--- Begin PAGE EXCERPT ---

Tobias: Yeah, that’s good. I like that. My favorite part of Naval’s tweetstorms– and I think it started off like this one. I really liked it because I’ve been thinking about it quite a lot before it came up. He’s got this how to get lucky. And I have my own thoughts on how to get lucky but let’s talk about Naval’s because Naval’s been a lot luckier or a lot more– I think luck and skill sometimes– guys who are very skillful are very good at getting lucky, that’s been my observation for a lot of people who I’ve known. People who I have worked for good investors, very, very good at getting lucky. What’s the prescription?

Eric: A couple beers and a good line.

Tobias: [laughs]

Eric: Naval breaks down luck into four pieces that I think I can do off the top of my head. But basically, you can cross your fingers and hope is the most basic kind of lottery ticket thing. And then, you get into increasingly how you control your luck or how you create more of it. I think of it like luck surface area. So, you can do some things to increase the odds that luck finds you. So, just building in public, talking about what you’re doing, talking about stuff you’re interested in. All of a sudden, you’ll feel this tailwind of people connecting you with other people who are interested in the same things that you’re interested in or sending you articles or sending you customers, that can go a long way. It’ll feel like luck but really you did something to create that. The most extreme form is to become so unique and so well known as being unique that you are the only person who can unlock certain opportunities. And then, the one Naval says is luck becomes your destiny, which I think is a really interesting.

When you look at the hero’s journey in the Joseph Campbell quests, it’s a contrived story and so it always feels made up, but we each have our own set of unique talents and set of unique challenges that we are the key to a unique lock somewhere out there and life is just about finding that lock that you are the key to, and then it’s going to feel like luck. “Oh my God! My key fits this lock!” but you worked hard to find that lock and to become that key.

Tobias: That’s so funny because there’s that– The Secret ,which is totally woo-woo, it’s totally bullshit, but there’s some truth in the fact that if you start talking about something you do, people who are interested in the same thing or who want that thing or want to help you with that thing, hear you say that and then they get in contact and you do manifest those things. It’s not magic. It’s just the way that things work.

--- End PAGE EXCERPT ---

PROBLEMS AND TASKS:
1. Translate this sentence from the conversation about luck into Spanish: "It’ll feel like luck but really you did something to create that."
2. Reproduce the conversation about luck word for word from "Tobias: That’s so" to "that things work.".
3. Resume the conversation about luck, picking up after its final line.

--- Begin GIVEN DATA ---

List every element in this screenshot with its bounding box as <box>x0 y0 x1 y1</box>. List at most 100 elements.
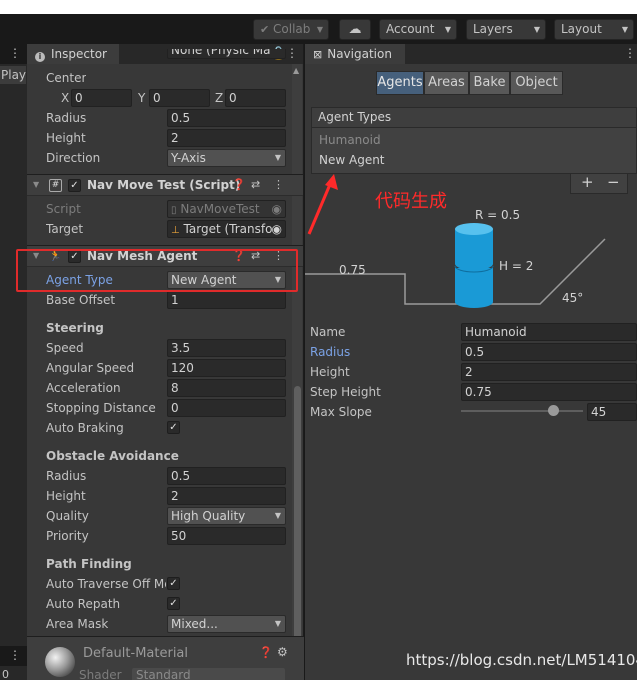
target-field[interactable]: ⊥ Target (Transfo ◉ <box>167 220 286 238</box>
shader-label: Shader <box>79 668 122 680</box>
auto-traverse-checkbox[interactable]: ✓ <box>167 577 180 590</box>
more-menu-icon[interactable]: ⋮ <box>9 648 21 662</box>
more-menu-icon[interactable]: ⋮ <box>273 178 284 191</box>
shader-value: Standard <box>136 668 191 680</box>
radius-field[interactable]: 0.5 <box>167 109 286 127</box>
foldout-arrow-icon[interactable]: ▼ <box>33 180 39 189</box>
scroll-up-icon[interactable]: ▲ <box>293 66 299 75</box>
direction-label: Direction <box>46 151 101 165</box>
tab-areas[interactable]: Areas <box>424 71 469 95</box>
center-row: Center <box>27 68 289 88</box>
nav-move-test-enabled-checkbox[interactable]: ✓ <box>68 179 81 192</box>
area-mask-value: Mixed... <box>171 617 218 631</box>
agent-radius-field[interactable]: 0.5 <box>461 343 637 361</box>
script-row: Script ▯ NavMoveTest ◉ <box>27 199 289 219</box>
center-x-field[interactable]: 0 <box>71 89 132 107</box>
diagram-slope-label: 45° <box>562 291 584 305</box>
cylinder-body-upper <box>455 229 493 270</box>
oa-height-field[interactable]: 2 <box>167 487 286 505</box>
max-slope-field[interactable]: 45 <box>587 403 637 421</box>
agent-types-list: Humanoid New Agent <box>311 128 637 174</box>
toolbar: ✔ Collab ▼ ☁ Account ▼ Layers ▼ Layout ▼ <box>0 14 637 44</box>
cloud-button[interactable]: ☁ <box>339 19 371 40</box>
area-mask-label: Area Mask <box>46 617 109 631</box>
auto-traverse-label: Auto Traverse Off Me <box>46 577 166 591</box>
height-field[interactable]: 2 <box>167 129 286 147</box>
priority-field[interactable]: 50 <box>167 527 286 545</box>
agent-name-field[interactable]: Humanoid <box>461 323 637 341</box>
speed-field[interactable]: 3.5 <box>167 339 286 357</box>
left-panel-tabbar: ⋮ <box>0 44 27 64</box>
agent-height-label: Height <box>310 365 350 379</box>
help-icon[interactable]: ❓ <box>232 178 246 191</box>
chevron-down-icon: ▼ <box>621 25 628 34</box>
max-slope-slider-track[interactable] <box>461 410 583 412</box>
diagram-step-label: 0.75 <box>339 263 366 277</box>
chevron-down-icon: ▼ <box>274 619 281 628</box>
layers-dropdown[interactable]: Layers ▼ <box>466 19 546 40</box>
add-agent-button[interactable]: + <box>581 173 594 191</box>
quality-dropdown[interactable]: High Quality ▼ <box>167 507 286 525</box>
agent-height-field[interactable]: 2 <box>461 363 637 381</box>
angular-speed-label: Angular Speed <box>46 361 135 375</box>
more-menu-icon[interactable]: ⋮ <box>624 46 636 60</box>
base-offset-field[interactable]: 1 <box>167 291 286 309</box>
acceleration-field[interactable]: 8 <box>167 379 286 397</box>
max-slope-slider-thumb[interactable] <box>547 405 559 416</box>
speed-row: Speed 3.5 <box>27 338 289 358</box>
agent-type-item[interactable]: Humanoid <box>319 130 381 150</box>
transform-icon: ⊥ <box>171 225 180 236</box>
height-label: Height <box>46 131 86 145</box>
tab-bake[interactable]: Bake <box>469 71 510 95</box>
shader-dropdown[interactable]: Standard <box>132 668 285 680</box>
center-label: Center <box>46 71 87 85</box>
direction-value: Y-Axis <box>171 151 206 165</box>
preset-icon[interactable]: ⇄ <box>251 178 260 191</box>
center-y-field[interactable]: 0 <box>149 89 210 107</box>
diagram-height-label: H = 2 <box>499 259 534 273</box>
x-label: X <box>61 91 70 105</box>
navigation-icon: ⊠ <box>313 48 323 61</box>
step-height-field[interactable]: 0.75 <box>461 383 637 401</box>
agent-types-footer: + − <box>570 173 628 194</box>
layout-dropdown[interactable]: Layout ▼ <box>554 19 634 40</box>
collab-button[interactable]: ✔ Collab ▼ <box>253 19 329 40</box>
tab-agents[interactable]: Agents <box>376 71 424 95</box>
auto-braking-row: Auto Braking ✓ <box>27 418 289 438</box>
stopping-distance-field[interactable]: 0 <box>167 399 286 417</box>
tab-navigation[interactable]: ⊠ Navigation <box>305 44 405 64</box>
navigation-panel: ⊠ Navigation ⋮ Agents Areas Bake Object A… <box>305 44 637 680</box>
direction-dropdown[interactable]: Y-Axis ▼ <box>167 149 286 167</box>
max-slope-label: Max Slope <box>310 405 372 419</box>
collab-label: Collab <box>273 22 311 36</box>
remove-agent-button[interactable]: − <box>607 173 620 191</box>
center-z-field[interactable]: 0 <box>225 89 286 107</box>
physic-material-field[interactable]: None (Physic Ma <box>167 49 286 59</box>
help-icon[interactable]: ❓ <box>259 646 273 659</box>
tab-object[interactable]: Object <box>510 71 563 95</box>
oa-radius-field[interactable]: 0.5 <box>167 467 286 485</box>
agent-type-highlight <box>16 249 298 292</box>
oa-height-label: Height <box>46 489 86 503</box>
auto-repath-checkbox[interactable]: ✓ <box>167 597 180 610</box>
layers-label: Layers <box>473 22 513 36</box>
chevron-down-icon: ▼ <box>316 25 323 34</box>
nav-move-test-header[interactable]: ▼ # ✓ Nav Move Test (Script) ❓ ⇄ ⋮ <box>27 174 303 196</box>
play-label[interactable]: Play <box>0 66 26 84</box>
z-label: Z <box>215 91 224 105</box>
check-circle-icon: ✔ <box>260 23 270 36</box>
area-mask-dropdown[interactable]: Mixed... ▼ <box>167 615 286 633</box>
more-menu-icon[interactable]: ⋮ <box>9 46 21 60</box>
path-finding-header: Path Finding <box>46 557 132 571</box>
angular-speed-field[interactable]: 120 <box>167 359 286 377</box>
chevron-down-icon: ▼ <box>274 511 281 520</box>
agent-type-item[interactable]: New Agent <box>319 150 385 170</box>
quality-label: Quality <box>46 509 89 523</box>
agent-name-label: Name <box>310 325 346 339</box>
script-label: Script <box>46 202 81 216</box>
auto-braking-checkbox[interactable]: ✓ <box>167 421 180 434</box>
object-picker-icon[interactable]: ◉ <box>271 221 282 237</box>
gear-icon[interactable]: ⚙ <box>277 645 288 659</box>
target-label: Target <box>46 222 84 236</box>
account-dropdown[interactable]: Account ▼ <box>379 19 457 40</box>
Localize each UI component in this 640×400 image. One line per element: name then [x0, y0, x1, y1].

--- End GIVEN DATA ---

ANSWERS FOR THE EXERCISE:
1. Parecerá suerte, pero en realidad hiciste algo para crearla.

2.
Tobias: That’s so funny because there’s that– The Secret ,which is totally woo-woo, it’s totally bullshit, but there’s some truth in the fact that if you start talking about something you do, people who are interested in the same thing or who want that thing or want to help you with that thing, hear you say that and then they get in contact and you do manifest those things. It’s not magic. It’s just the way that things work.

3.
Eric: Yeah. I think it’s like if you need to believe it’s magic, you can believe it’s magic. That’s fine. If you need to believe that it’s generating your own willpower, you can believe that it’s generating your own willpower. I have some very successful friends, usually in the sales world it seems to me, who are pretty diehard manifesters, and they write down very specifically the goals that they’re going to achieve or the outcome that they are going to drive. And I think it’s almost hacking the commitment and consistency bias. If that’s my goal, and you look at it every day, it forces you to look at like, well, what am I doing to reach that goal? Am I working on the most important thing? Can I expect to reach that goal with how I perform today? If not, it just makes you sick to your stomach to look at that gap, and you’re like, “Fuck this, I’m doing something about this.” It’s just forces you to look at the inputs and outputs and try to solve for X.

Tobias: There’s another thing that you said there that I think is really interesting. And this is in investors who I’ve known– and whether a venture capital stage or guys who are investing on the stock market, they seem to have the same attitude. They look for these– It’s a really hackneyed phrase used over and over again, but they look for these asymmetric opportunities where basically I’m going to do this thing and if it doesn’t work, it doesn’t really matter, like the downside’s virtually nil, but the upside payoff is gigantic. And if you put a whole portfolio of those things together, you get enough of these things with these gigantic payoffs that you start looking like you’re actually– there’s something magic going on in the portfolio. You’re not causing any of them to happen. You’re just saying if I put enough of these things in there and I can’t lose on any of them, but I can win big on some of them. That’s basically going to succeed.

And then the destiny part of it is you have to look at it over a really long period of time. And if you start looking like that, then you start thinking, well, I can’t have things– I can’t blow up at any stretch. If I blow up, I go back to zero. But if I can compound this and get lucky from here until kingdom come, then this is a strategy that should work.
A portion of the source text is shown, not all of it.